> _Exercise data_:
** START **
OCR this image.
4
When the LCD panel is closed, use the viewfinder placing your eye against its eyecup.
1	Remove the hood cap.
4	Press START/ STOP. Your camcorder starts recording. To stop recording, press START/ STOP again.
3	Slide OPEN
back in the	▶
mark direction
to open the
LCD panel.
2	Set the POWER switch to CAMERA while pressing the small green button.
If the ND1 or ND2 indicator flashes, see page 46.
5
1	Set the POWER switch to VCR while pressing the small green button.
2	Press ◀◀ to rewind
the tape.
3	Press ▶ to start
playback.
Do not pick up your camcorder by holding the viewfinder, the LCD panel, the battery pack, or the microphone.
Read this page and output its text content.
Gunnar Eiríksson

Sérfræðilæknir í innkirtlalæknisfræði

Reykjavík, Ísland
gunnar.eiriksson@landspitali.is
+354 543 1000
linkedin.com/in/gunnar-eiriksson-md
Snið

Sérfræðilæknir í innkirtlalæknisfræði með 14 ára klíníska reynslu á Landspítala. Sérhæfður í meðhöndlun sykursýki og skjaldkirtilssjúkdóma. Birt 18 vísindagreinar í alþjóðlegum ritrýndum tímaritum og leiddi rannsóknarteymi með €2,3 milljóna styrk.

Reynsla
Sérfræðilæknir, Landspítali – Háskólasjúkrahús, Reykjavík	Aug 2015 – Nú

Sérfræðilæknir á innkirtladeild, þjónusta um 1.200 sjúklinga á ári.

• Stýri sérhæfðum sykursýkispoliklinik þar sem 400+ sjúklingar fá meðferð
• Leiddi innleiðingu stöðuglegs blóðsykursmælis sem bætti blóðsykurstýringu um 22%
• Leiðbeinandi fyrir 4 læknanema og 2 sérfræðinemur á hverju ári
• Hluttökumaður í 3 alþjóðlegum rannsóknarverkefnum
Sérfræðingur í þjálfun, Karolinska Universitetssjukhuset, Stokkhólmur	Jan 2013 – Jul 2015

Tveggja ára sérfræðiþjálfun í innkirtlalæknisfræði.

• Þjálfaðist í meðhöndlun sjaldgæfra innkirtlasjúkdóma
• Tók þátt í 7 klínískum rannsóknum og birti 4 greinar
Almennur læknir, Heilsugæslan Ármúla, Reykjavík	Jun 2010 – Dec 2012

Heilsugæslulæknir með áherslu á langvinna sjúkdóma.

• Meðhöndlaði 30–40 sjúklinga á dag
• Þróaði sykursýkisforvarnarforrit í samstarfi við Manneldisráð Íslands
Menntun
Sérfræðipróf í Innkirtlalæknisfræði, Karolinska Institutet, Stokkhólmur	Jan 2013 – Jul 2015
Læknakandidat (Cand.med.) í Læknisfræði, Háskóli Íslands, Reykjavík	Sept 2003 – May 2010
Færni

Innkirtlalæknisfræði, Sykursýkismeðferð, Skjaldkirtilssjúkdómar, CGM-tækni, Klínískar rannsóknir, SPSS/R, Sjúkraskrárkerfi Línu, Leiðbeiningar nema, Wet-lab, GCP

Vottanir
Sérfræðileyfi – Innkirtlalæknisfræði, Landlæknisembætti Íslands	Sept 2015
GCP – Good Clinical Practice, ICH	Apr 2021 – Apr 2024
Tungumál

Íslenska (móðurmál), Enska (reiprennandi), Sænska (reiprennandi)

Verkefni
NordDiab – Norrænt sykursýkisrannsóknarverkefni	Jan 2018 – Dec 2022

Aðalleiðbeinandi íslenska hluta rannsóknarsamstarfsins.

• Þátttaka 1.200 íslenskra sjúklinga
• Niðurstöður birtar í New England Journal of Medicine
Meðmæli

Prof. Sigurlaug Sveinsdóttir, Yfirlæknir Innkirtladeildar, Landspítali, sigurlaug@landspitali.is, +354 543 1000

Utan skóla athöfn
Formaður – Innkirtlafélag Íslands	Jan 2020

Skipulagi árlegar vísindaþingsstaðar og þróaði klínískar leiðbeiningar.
** END **
> _Stated goal_: Your task is to quote all of the data word for word.

> _Response to the exercise_:
OCR this image.
4
When the LCD panel is closed, use the viewfinder placing your eye against its eyecup.
1	Remove the hood cap.
4	Press START/ STOP. Your camcorder starts recording. To stop recording, press START/ STOP again.
3	Slide OPEN
back in the	▶
mark direction
to open the
LCD panel.
2	Set the POWER switch to CAMERA while pressing the small green button.
If the ND1 or ND2 indicator flashes, see page 46.
5
1	Set the POWER switch to VCR while pressing the small green button.
2	Press ◀◀ to rewind
the tape.
3	Press ▶ to start
playback.
Do not pick up your camcorder by holding the viewfinder, the LCD panel, the battery pack, or the microphone.
Read this page and output its text content.
Gunnar Eiríksson

Sérfræðilæknir í innkirtlalæknisfræði

Reykjavík, Ísland
gunnar.eiriksson@landspitali.is
+354 543 1000
linkedin.com/in/gunnar-eiriksson-md
Snið

Sérfræðilæknir í innkirtlalæknisfræði með 14 ára klíníska reynslu á Landspítala. Sérhæfður í meðhöndlun sykursýki og skjaldkirtilssjúkdóma. Birt 18 vísindagreinar í alþjóðlegum ritrýndum tímaritum og leiddi rannsóknarteymi með €2,3 milljóna styrk.

Reynsla
Sérfræðilæknir, Landspítali – Háskólasjúkrahús, Reykjavík	Aug 2015 – Nú

Sérfræðilæknir á innkirtladeild, þjónusta um 1.200 sjúklinga á ári.

• Stýri sérhæfðum sykursýkispoliklinik þar sem 400+ sjúklingar fá meðferð
• Leiddi innleiðingu stöðuglegs blóðsykursmælis sem bætti blóðsykurstýringu um 22%
• Leiðbeinandi fyrir 4 læknanema og 2 sérfræðinemur á hverju ári
• Hluttökumaður í 3 alþjóðlegum rannsóknarverkefnum
Sérfræðingur í þjálfun, Karolinska Universitetssjukhuset, Stokkhólmur	Jan 2013 – Jul 2015

Tveggja ára sérfræðiþjálfun í innkirtlalæknisfræði.

• Þjálfaðist í meðhöndlun sjaldgæfra innkirtlasjúkdóma
• Tók þátt í 7 klínískum rannsóknum og birti 4 greinar
Almennur læknir, Heilsugæslan Ármúla, Reykjavík	Jun 2010 – Dec 2012

Heilsugæslulæknir með áherslu á langvinna sjúkdóma.

• Meðhöndlaði 30–40 sjúklinga á dag
• Þróaði sykursýkisforvarnarforrit í samstarfi við Manneldisráð Íslands
Menntun
Sérfræðipróf í Innkirtlalæknisfræði, Karolinska Institutet, Stokkhólmur	Jan 2013 – Jul 2015
Læknakandidat (Cand.med.) í Læknisfræði, Háskóli Íslands, Reykjavík	Sept 2003 – May 2010
Færni

Innkirtlalæknisfræði, Sykursýkismeðferð, Skjaldkirtilssjúkdómar, CGM-tækni, Klínískar rannsóknir, SPSS/R, Sjúkraskrárkerfi Línu, Leiðbeiningar nema, Wet-lab, GCP

Vottanir
Sérfræðileyfi – Innkirtlalæknisfræði, Landlæknisembætti Íslands	Sept 2015
GCP – Good Clinical Practice, ICH	Apr 2021 – Apr 2024
Tungumál

Íslenska (móðurmál), Enska (reiprennandi), Sænska (reiprennandi)

Verkefni
NordDiab – Norrænt sykursýkisrannsóknarverkefni	Jan 2018 – Dec 2022

Aðalleiðbeinandi íslenska hluta rannsóknarsamstarfsins.

• Þátttaka 1.200 íslenskra sjúklinga
• Niðurstöður birtar í New England Journal of Medicine
Meðmæli

Prof. Sigurlaug Sveinsdóttir, Yfirlæknir Innkirtladeildar, Landspítali, sigurlaug@landspitali.is, +354 543 1000

Utan skóla athöfn
Formaður – Innkirtlafélag Íslands	Jan 2020

Skipulagi árlegar vísindaþingsstaðar og þróaði klínískar leiðbeiningar.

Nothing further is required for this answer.